• Required work
Where a line holds the word "icon", copy that line.
** begin Information shown **
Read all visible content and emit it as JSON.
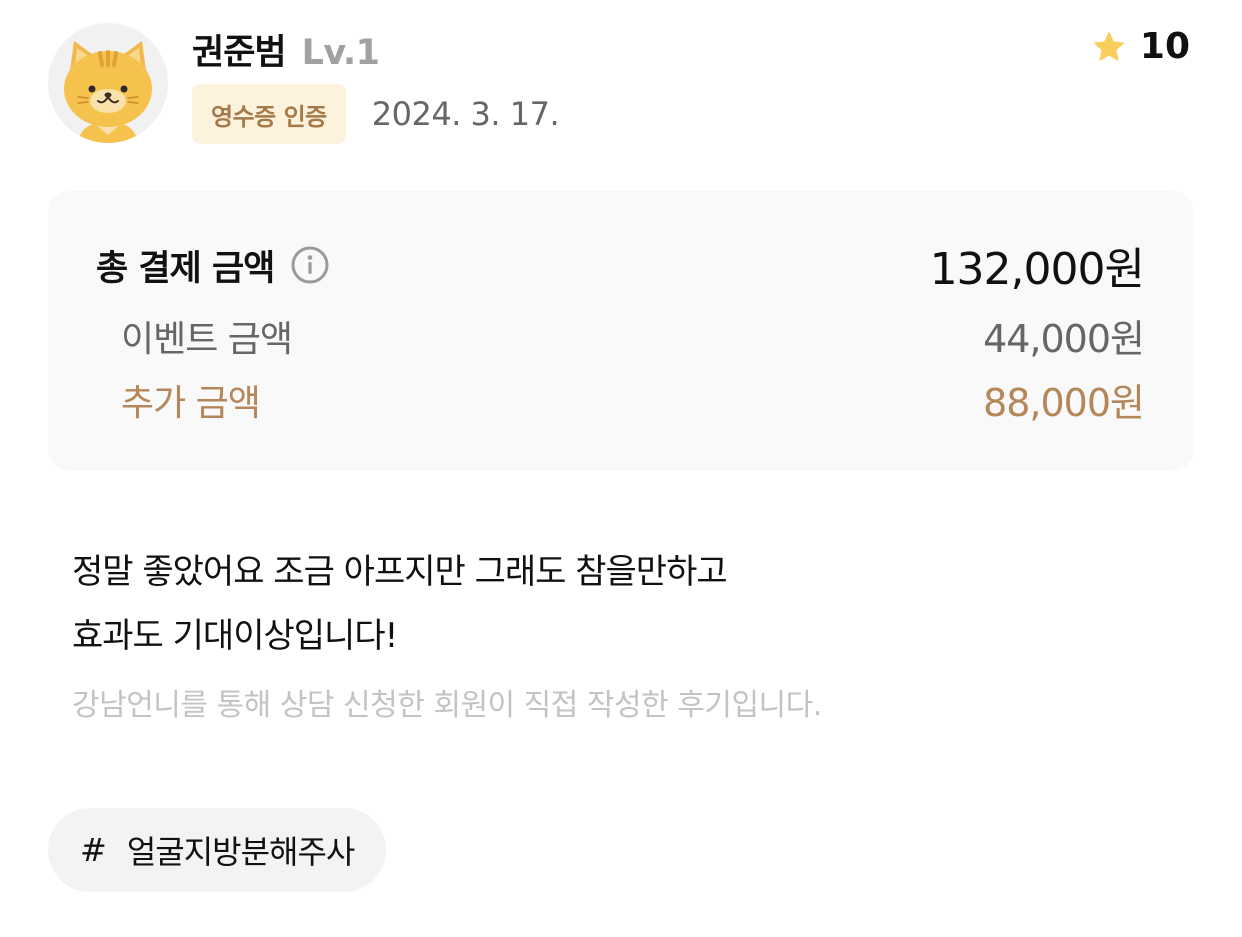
{
  "reviewer": {
    "name": "권준범",
    "level": "Lv.1",
    "avatar_icon": "cat-avatar-icon"
  },
  "badge": {
    "label": "영수증 인증",
    "bg_color": "#fdf3dc",
    "text_color": "#a57a4a"
  },
  "review_date": "2024. 3. 17.",
  "rating": {
    "icon": "star-icon",
    "value": "10",
    "star_color": "#f7cf5a"
  },
  "payment": {
    "total_label": "총 결제 금액",
    "info_icon": "info-icon",
    "total_amount": "132,000원",
    "event_label": "이벤트 금액",
    "event_amount": "44,000원",
    "extra_label": "추가 금액",
    "extra_amount": "88,000원",
    "accent_color": "#b5865a"
  },
  "review": {
    "lines": [
      "정말 좋았어요 조금 아프지만 그래도 참을만하고",
      "효과도 기대이상입니다!"
    ],
    "note": "강남언니를 통해 상담 신청한 회원이 직접 작성한 후기입니다."
  },
  "tag": {
    "hash": "#",
    "label": "얼굴지방분해주사"
  }
}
** end Information shown **
• Finished task
    "avatar_icon": "cat-avatar-icon"
    "icon": "star-icon",
    "info_icon": "info-icon",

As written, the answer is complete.